__Task description__: Will you write out all the entries below exactly?

--- begin ---

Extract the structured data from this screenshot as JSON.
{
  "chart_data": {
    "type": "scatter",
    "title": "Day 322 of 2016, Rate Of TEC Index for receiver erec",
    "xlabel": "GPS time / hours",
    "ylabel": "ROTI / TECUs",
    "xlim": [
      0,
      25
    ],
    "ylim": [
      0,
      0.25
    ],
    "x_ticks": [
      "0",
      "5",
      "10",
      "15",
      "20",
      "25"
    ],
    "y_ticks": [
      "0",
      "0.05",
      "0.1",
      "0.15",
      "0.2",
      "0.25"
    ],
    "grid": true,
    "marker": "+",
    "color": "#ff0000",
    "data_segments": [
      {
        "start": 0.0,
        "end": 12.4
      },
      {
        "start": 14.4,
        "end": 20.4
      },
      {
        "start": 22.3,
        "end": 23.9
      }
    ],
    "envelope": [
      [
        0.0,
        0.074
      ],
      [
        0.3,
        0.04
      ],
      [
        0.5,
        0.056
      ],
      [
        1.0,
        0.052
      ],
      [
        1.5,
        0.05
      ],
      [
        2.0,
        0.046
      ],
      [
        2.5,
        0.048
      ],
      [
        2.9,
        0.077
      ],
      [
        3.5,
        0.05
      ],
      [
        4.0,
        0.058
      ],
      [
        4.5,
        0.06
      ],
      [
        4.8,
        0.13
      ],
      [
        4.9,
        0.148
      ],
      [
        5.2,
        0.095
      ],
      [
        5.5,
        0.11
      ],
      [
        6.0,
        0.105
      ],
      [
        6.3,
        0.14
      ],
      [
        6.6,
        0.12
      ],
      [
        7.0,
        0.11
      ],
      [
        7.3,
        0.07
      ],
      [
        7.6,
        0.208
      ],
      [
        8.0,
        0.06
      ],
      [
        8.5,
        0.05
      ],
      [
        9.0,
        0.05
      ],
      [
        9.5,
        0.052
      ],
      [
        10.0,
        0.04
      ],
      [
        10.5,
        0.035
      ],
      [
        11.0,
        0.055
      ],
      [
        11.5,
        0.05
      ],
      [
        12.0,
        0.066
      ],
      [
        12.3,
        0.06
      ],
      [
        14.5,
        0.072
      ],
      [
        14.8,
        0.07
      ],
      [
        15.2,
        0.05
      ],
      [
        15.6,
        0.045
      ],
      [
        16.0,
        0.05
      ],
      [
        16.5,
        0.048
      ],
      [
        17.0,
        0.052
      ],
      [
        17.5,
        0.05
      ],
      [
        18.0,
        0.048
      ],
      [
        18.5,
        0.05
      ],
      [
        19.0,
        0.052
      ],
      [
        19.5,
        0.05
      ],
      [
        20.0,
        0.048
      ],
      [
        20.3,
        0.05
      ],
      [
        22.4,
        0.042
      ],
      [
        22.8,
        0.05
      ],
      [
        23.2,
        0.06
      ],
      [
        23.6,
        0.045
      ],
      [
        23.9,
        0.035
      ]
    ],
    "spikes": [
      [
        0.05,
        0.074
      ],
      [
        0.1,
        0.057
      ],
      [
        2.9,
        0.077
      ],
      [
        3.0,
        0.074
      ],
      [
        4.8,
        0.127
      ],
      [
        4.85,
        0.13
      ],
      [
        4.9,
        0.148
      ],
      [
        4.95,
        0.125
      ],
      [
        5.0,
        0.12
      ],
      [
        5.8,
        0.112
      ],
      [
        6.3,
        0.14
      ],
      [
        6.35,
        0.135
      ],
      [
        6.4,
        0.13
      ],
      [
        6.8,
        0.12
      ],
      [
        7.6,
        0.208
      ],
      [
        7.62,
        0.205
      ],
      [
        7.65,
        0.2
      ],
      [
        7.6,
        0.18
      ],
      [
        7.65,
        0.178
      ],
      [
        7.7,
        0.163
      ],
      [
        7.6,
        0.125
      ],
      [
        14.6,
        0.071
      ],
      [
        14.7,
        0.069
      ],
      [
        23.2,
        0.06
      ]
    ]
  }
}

--- end ---

__Solution__:
Extract the structured data from this screenshot as JSON.
{
  "chart_data": {
    "type": "scatter",
    "title": "Day 322 of 2016, Rate Of TEC Index for receiver erec",
    "xlabel": "GPS time / hours",
    "ylabel": "ROTI / TECUs",
    "xlim": [
      0,
      25
    ],
    "ylim": [
      0,
      0.25
    ],
    "x_ticks": [
      "0",
      "5",
      "10",
      "15",
      "20",
      "25"
    ],
    "y_ticks": [
      "0",
      "0.05",
      "0.1",
      "0.15",
      "0.2",
      "0.25"
    ],
    "grid": true,
    "marker": "+",
    "color": "#ff0000",
    "data_segments": [
      {
        "start": 0.0,
        "end": 12.4
      },
      {
        "start": 14.4,
        "end": 20.4
      },
      {
        "start": 22.3,
        "end": 23.9
      }
    ],
    "envelope": [
      [
        0.0,
        0.074
      ],
      [
        0.3,
        0.04
      ],
      [
        0.5,
        0.056
      ],
      [
        1.0,
        0.052
      ],
      [
        1.5,
        0.05
      ],
      [
        2.0,
        0.046
      ],
      [
        2.5,
        0.048
      ],
      [
        2.9,
        0.077
      ],
      [
        3.5,
        0.05
      ],
      [
        4.0,
        0.058
      ],
      [
        4.5,
        0.06
      ],
      [
        4.8,
        0.13
      ],
      [
        4.9,
        0.148
      ],
      [
        5.2,
        0.095
      ],
      [
        5.5,
        0.11
      ],
      [
        6.0,
        0.105
      ],
      [
        6.3,
        0.14
      ],
      [
        6.6,
        0.12
      ],
      [
        7.0,
        0.11
      ],
      [
        7.3,
        0.07
      ],
      [
        7.6,
        0.208
      ],
      [
        8.0,
        0.06
      ],
      [
        8.5,
        0.05
      ],
      [
        9.0,
        0.05
      ],
      [
        9.5,
        0.052
      ],
      [
        10.0,
        0.04
      ],
      [
        10.5,
        0.035
      ],
      [
        11.0,
        0.055
      ],
      [
        11.5,
        0.05
      ],
      [
        12.0,
        0.066
      ],
      [
        12.3,
        0.06
      ],
      [
        14.5,
        0.072
      ],
      [
        14.8,
        0.07
      ],
      [
        15.2,
        0.05
      ],
      [
        15.6,
        0.045
      ],
      [
        16.0,
        0.05
      ],
      [
        16.5,
        0.048
      ],
      [
        17.0,
        0.052
      ],
      [
        17.5,
        0.05
      ],
      [
        18.0,
        0.048
      ],
      [
        18.5,
        0.05
      ],
      [
        19.0,
        0.052
      ],
      [
        19.5,
        0.05
      ],
      [
        20.0,
        0.048
      ],
      [
        20.3,
        0.05
      ],
      [
        22.4,
        0.042
      ],
      [
        22.8,
        0.05
      ],
      [
        23.2,
        0.06
      ],
      [
        23.6,
        0.045
      ],
      [
        23.9,
        0.035
      ]
    ],
    "spikes": [
      [
        0.05,
        0.074
      ],
      [
        0.1,
        0.057
      ],
      [
        2.9,
        0.077
      ],
      [
        3.0,
        0.074
      ],
      [
        4.8,
        0.127
      ],
      [
        4.85,
        0.13
      ],
      [
        4.9,
        0.148
      ],
      [
        4.95,
        0.125
      ],
      [
        5.0,
        0.12
      ],
      [
        5.8,
        0.112
      ],
      [
        6.3,
        0.14
      ],
      [
        6.35,
        0.135
      ],
      [
        6.4,
        0.13
      ],
      [
        6.8,
        0.12
      ],
      [
        7.6,
        0.208
      ],
      [
        7.62,
        0.205
      ],
      [
        7.65,
        0.2
      ],
      [
        7.6,
        0.18
      ],
      [
        7.65,
        0.178
      ],
      [
        7.7,
        0.163
      ],
      [
        7.6,
        0.125
      ],
      [
        14.6,
        0.071
      ],
      [
        14.7,
        0.069
      ],
      [
        23.2,
        0.06
      ]
    ]
  }
}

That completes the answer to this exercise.